[START SOURCE RECORDS]

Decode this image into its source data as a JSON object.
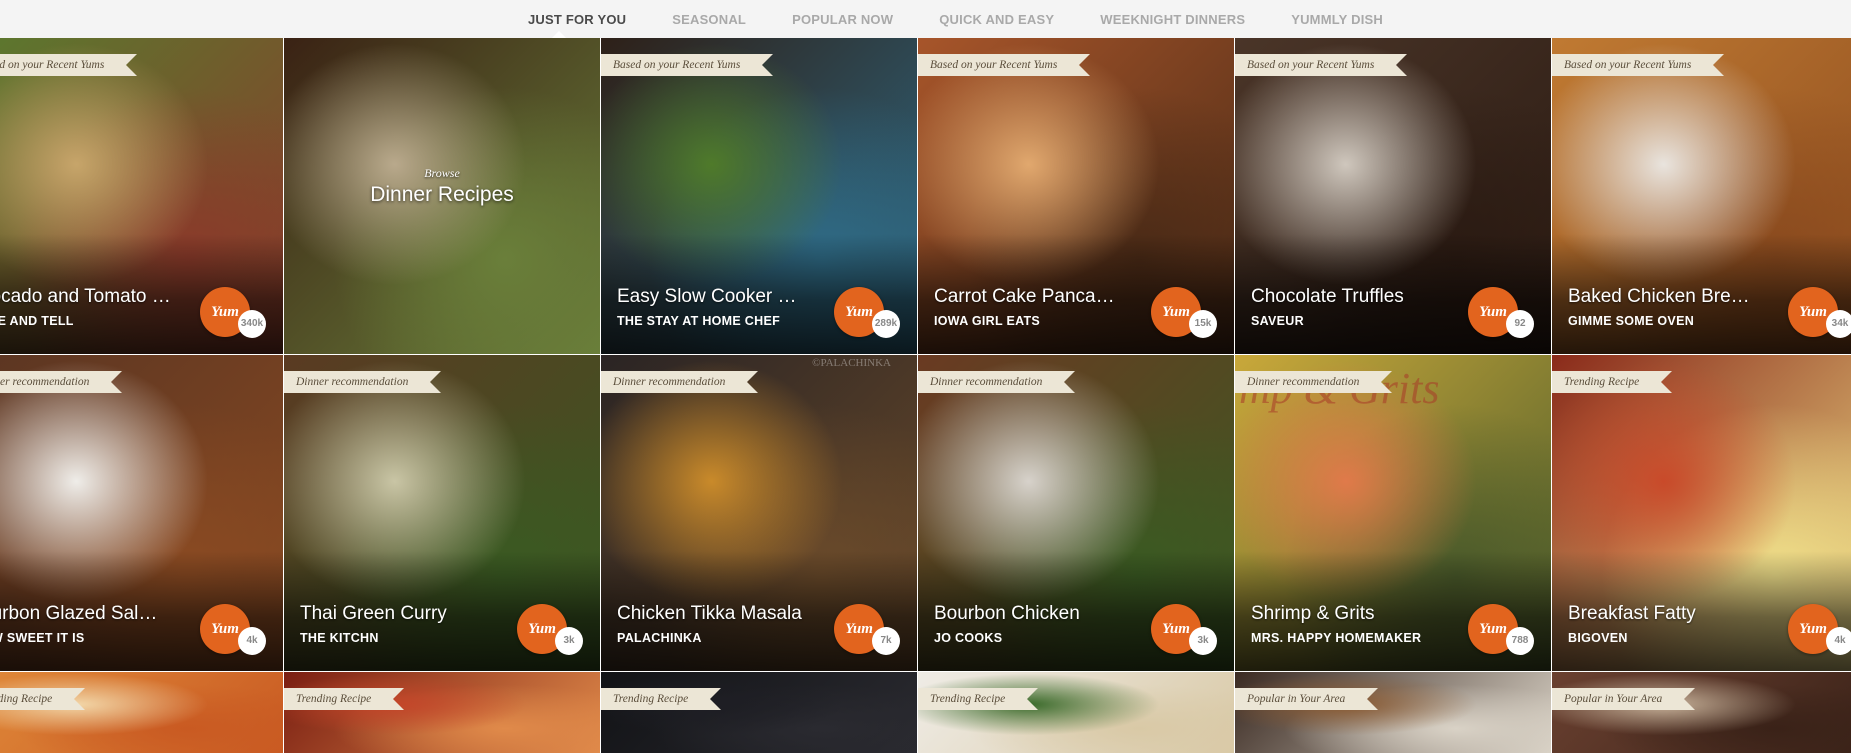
{
  "nav": {
    "tabs": [
      {
        "label": "JUST FOR YOU",
        "active": true
      },
      {
        "label": "SEASONAL",
        "active": false
      },
      {
        "label": "POPULAR NOW",
        "active": false
      },
      {
        "label": "QUICK AND EASY",
        "active": false
      },
      {
        "label": "WEEKNIGHT DINNERS",
        "active": false
      },
      {
        "label": "YUMMLY DISH",
        "active": false
      }
    ]
  },
  "cards": [
    {
      "ribbon": "Based on your Recent Yums",
      "title": "Avocado and Tomato Salad",
      "title_visible": "vocado and Tomato S...",
      "source": "STE AND TELL",
      "yum": "Yum",
      "count": "340k",
      "palette": [
        "#5a7a2e",
        "#c7a56a",
        "#8a3a2a"
      ]
    },
    {
      "browse_label": "Browse",
      "browse_title": "Dinner Recipes",
      "palette": [
        "#3a2214",
        "#b9a98c",
        "#6a7f3a"
      ]
    },
    {
      "ribbon": "Based on your Recent Yums",
      "title": "Easy Slow Cooker Chili-...",
      "source": "THE STAY AT HOME CHEF",
      "yum": "Yum",
      "count": "289k",
      "palette": [
        "#2e2018",
        "#4f7a2a",
        "#2f6b86"
      ]
    },
    {
      "ribbon": "Based on your Recent Yums",
      "title": "Carrot Cake Pancakes",
      "source": "IOWA GIRL EATS",
      "yum": "Yum",
      "count": "15k",
      "palette": [
        "#a7552a",
        "#e1a86e",
        "#4a2a16"
      ]
    },
    {
      "ribbon": "Based on your Recent Yums",
      "title": "Chocolate Truffles",
      "source": "SAVEUR",
      "yum": "Yum",
      "count": "92",
      "palette": [
        "#4a3528",
        "#cfc7bd",
        "#2a1a12"
      ]
    },
    {
      "ribbon": "Based on your Recent Yums",
      "title": "Baked Chicken Breasts",
      "source": "GIMME SOME OVEN",
      "yum": "Yum",
      "count": "34k",
      "palette": [
        "#c07a32",
        "#e9e4de",
        "#8a4a1e"
      ]
    },
    {
      "ribbon": "Dinner recommendation",
      "title": "Bourbon Glazed Salmon",
      "title_visible": "ourbon Glazed Salmon",
      "source": "OW SWEET IT IS",
      "yum": "Yum",
      "count": "4k",
      "palette": [
        "#5a3522",
        "#efede9",
        "#8a4a22"
      ]
    },
    {
      "ribbon": "Dinner recommendation",
      "title": "Thai Green Curry",
      "source": "THE KITCHN",
      "yum": "Yum",
      "count": "3k",
      "palette": [
        "#5a3a22",
        "#c9c5a5",
        "#3a5a22"
      ]
    },
    {
      "ribbon": "Dinner recommendation",
      "title": "Chicken Tikka Masala",
      "source": "PALACHINKA",
      "yum": "Yum",
      "count": "7k",
      "palette": [
        "#2a2424",
        "#c98a2a",
        "#6a4a2a"
      ],
      "watermark": "©PALACHINKA"
    },
    {
      "ribbon": "Dinner recommendation",
      "title": "Bourbon Chicken",
      "source": "JO COOKS",
      "yum": "Yum",
      "count": "3k",
      "palette": [
        "#6a3a22",
        "#d7d2cb",
        "#3a5a22"
      ]
    },
    {
      "ribbon": "Dinner recommendation",
      "title": "Shrimp & Grits",
      "source": "MRS. HAPPY HOMEMAKER",
      "yum": "Yum",
      "count": "788",
      "palette": [
        "#c9a83a",
        "#e07a4a",
        "#4a5a2a"
      ],
      "overlay": "mp & Grits"
    },
    {
      "ribbon": "Trending Recipe",
      "title": "Breakfast Fatty",
      "source": "BIGOVEN",
      "yum": "Yum",
      "count": "4k",
      "palette": [
        "#8a2a1a",
        "#c94a2a",
        "#f0e08a"
      ]
    },
    {
      "ribbon": "Trending Recipe",
      "palette": [
        "#e08a3a",
        "#f2d6a8",
        "#c95a22"
      ]
    },
    {
      "ribbon": "Trending Recipe",
      "palette": [
        "#7a1e12",
        "#c4462a",
        "#e08a4a"
      ]
    },
    {
      "ribbon": "Trending Recipe",
      "palette": [
        "#121316",
        "#1e1e24",
        "#2a2a30"
      ]
    },
    {
      "ribbon": "Trending Recipe",
      "palette": [
        "#efece6",
        "#3a6a2a",
        "#d9c9a6"
      ]
    },
    {
      "ribbon": "Popular in Your Area",
      "palette": [
        "#3a2a22",
        "#8a5a32",
        "#d9d2c6"
      ]
    },
    {
      "ribbon": "Popular in Your Area",
      "palette": [
        "#6a4030",
        "#c7b29a",
        "#3a2218"
      ]
    }
  ]
}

[END SOURCE RECORDS]

[REQUIRED WORK] Reproduce every line above as written, skipping pictures.

[TASK RESULT]
Decode this image into its source data as a JSON object.
{
  "nav": {
    "tabs": [
      {
        "label": "JUST FOR YOU",
        "active": true
      },
      {
        "label": "SEASONAL",
        "active": false
      },
      {
        "label": "POPULAR NOW",
        "active": false
      },
      {
        "label": "QUICK AND EASY",
        "active": false
      },
      {
        "label": "WEEKNIGHT DINNERS",
        "active": false
      },
      {
        "label": "YUMMLY DISH",
        "active": false
      }
    ]
  },
  "cards": [
    {
      "ribbon": "Based on your Recent Yums",
      "title": "Avocado and Tomato Salad",
      "title_visible": "vocado and Tomato S...",
      "source": "STE AND TELL",
      "yum": "Yum",
      "count": "340k",
      "palette": [
        "#5a7a2e",
        "#c7a56a",
        "#8a3a2a"
      ]
    },
    {
      "browse_label": "Browse",
      "browse_title": "Dinner Recipes",
      "palette": [
        "#3a2214",
        "#b9a98c",
        "#6a7f3a"
      ]
    },
    {
      "ribbon": "Based on your Recent Yums",
      "title": "Easy Slow Cooker Chili-...",
      "source": "THE STAY AT HOME CHEF",
      "yum": "Yum",
      "count": "289k",
      "palette": [
        "#2e2018",
        "#4f7a2a",
        "#2f6b86"
      ]
    },
    {
      "ribbon": "Based on your Recent Yums",
      "title": "Carrot Cake Pancakes",
      "source": "IOWA GIRL EATS",
      "yum": "Yum",
      "count": "15k",
      "palette": [
        "#a7552a",
        "#e1a86e",
        "#4a2a16"
      ]
    },
    {
      "ribbon": "Based on your Recent Yums",
      "title": "Chocolate Truffles",
      "source": "SAVEUR",
      "yum": "Yum",
      "count": "92",
      "palette": [
        "#4a3528",
        "#cfc7bd",
        "#2a1a12"
      ]
    },
    {
      "ribbon": "Based on your Recent Yums",
      "title": "Baked Chicken Breasts",
      "source": "GIMME SOME OVEN",
      "yum": "Yum",
      "count": "34k",
      "palette": [
        "#c07a32",
        "#e9e4de",
        "#8a4a1e"
      ]
    },
    {
      "ribbon": "Dinner recommendation",
      "title": "Bourbon Glazed Salmon",
      "title_visible": "ourbon Glazed Salmon",
      "source": "OW SWEET IT IS",
      "yum": "Yum",
      "count": "4k",
      "palette": [
        "#5a3522",
        "#efede9",
        "#8a4a22"
      ]
    },
    {
      "ribbon": "Dinner recommendation",
      "title": "Thai Green Curry",
      "source": "THE KITCHN",
      "yum": "Yum",
      "count": "3k",
      "palette": [
        "#5a3a22",
        "#c9c5a5",
        "#3a5a22"
      ]
    },
    {
      "ribbon": "Dinner recommendation",
      "title": "Chicken Tikka Masala",
      "source": "PALACHINKA",
      "yum": "Yum",
      "count": "7k",
      "palette": [
        "#2a2424",
        "#c98a2a",
        "#6a4a2a"
      ],
      "watermark": "©PALACHINKA"
    },
    {
      "ribbon": "Dinner recommendation",
      "title": "Bourbon Chicken",
      "source": "JO COOKS",
      "yum": "Yum",
      "count": "3k",
      "palette": [
        "#6a3a22",
        "#d7d2cb",
        "#3a5a22"
      ]
    },
    {
      "ribbon": "Dinner recommendation",
      "title": "Shrimp & Grits",
      "source": "MRS. HAPPY HOMEMAKER",
      "yum": "Yum",
      "count": "788",
      "palette": [
        "#c9a83a",
        "#e07a4a",
        "#4a5a2a"
      ],
      "overlay": "mp & Grits"
    },
    {
      "ribbon": "Trending Recipe",
      "title": "Breakfast Fatty",
      "source": "BIGOVEN",
      "yum": "Yum",
      "count": "4k",
      "palette": [
        "#8a2a1a",
        "#c94a2a",
        "#f0e08a"
      ]
    },
    {
      "ribbon": "Trending Recipe",
      "palette": [
        "#e08a3a",
        "#f2d6a8",
        "#c95a22"
      ]
    },
    {
      "ribbon": "Trending Recipe",
      "palette": [
        "#7a1e12",
        "#c4462a",
        "#e08a4a"
      ]
    },
    {
      "ribbon": "Trending Recipe",
      "palette": [
        "#121316",
        "#1e1e24",
        "#2a2a30"
      ]
    },
    {
      "ribbon": "Trending Recipe",
      "palette": [
        "#efece6",
        "#3a6a2a",
        "#d9c9a6"
      ]
    },
    {
      "ribbon": "Popular in Your Area",
      "palette": [
        "#3a2a22",
        "#8a5a32",
        "#d9d2c6"
      ]
    },
    {
      "ribbon": "Popular in Your Area",
      "palette": [
        "#6a4030",
        "#c7b29a",
        "#3a2218"
      ]
    }
  ]
}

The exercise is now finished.